* **What the task requires**
Show every line where "settle" occurs.

* **Material for this task**
--------
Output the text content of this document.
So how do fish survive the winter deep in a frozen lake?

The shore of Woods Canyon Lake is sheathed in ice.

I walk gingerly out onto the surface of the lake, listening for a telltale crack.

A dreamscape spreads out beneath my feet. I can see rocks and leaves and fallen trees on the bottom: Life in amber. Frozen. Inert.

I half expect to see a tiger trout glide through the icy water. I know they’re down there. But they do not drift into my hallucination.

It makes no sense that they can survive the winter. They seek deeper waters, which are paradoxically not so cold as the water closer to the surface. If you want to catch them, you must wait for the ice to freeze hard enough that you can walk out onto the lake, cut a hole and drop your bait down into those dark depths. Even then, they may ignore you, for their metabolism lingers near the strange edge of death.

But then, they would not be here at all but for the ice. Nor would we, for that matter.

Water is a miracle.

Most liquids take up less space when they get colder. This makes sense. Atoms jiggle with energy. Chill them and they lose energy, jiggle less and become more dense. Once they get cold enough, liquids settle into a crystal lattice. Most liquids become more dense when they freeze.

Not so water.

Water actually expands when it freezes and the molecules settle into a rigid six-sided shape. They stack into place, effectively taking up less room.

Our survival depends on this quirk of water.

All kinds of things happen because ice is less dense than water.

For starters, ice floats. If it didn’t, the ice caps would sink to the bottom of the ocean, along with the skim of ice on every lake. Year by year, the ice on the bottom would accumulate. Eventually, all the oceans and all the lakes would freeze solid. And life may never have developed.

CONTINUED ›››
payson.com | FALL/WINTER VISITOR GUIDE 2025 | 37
--------
* **Full solution**
Most liquids take up less space when they get colder. This makes sense. Atoms jiggle with energy. Chill them and they lose energy, jiggle less and become more dense. Once they get cold enough, liquids settle into a crystal lattice. Most liquids become more dense when they freeze.
Water actually expands when it freezes and the molecules settle into a rigid six-sided shape. They stack into place, effectively taking up less room.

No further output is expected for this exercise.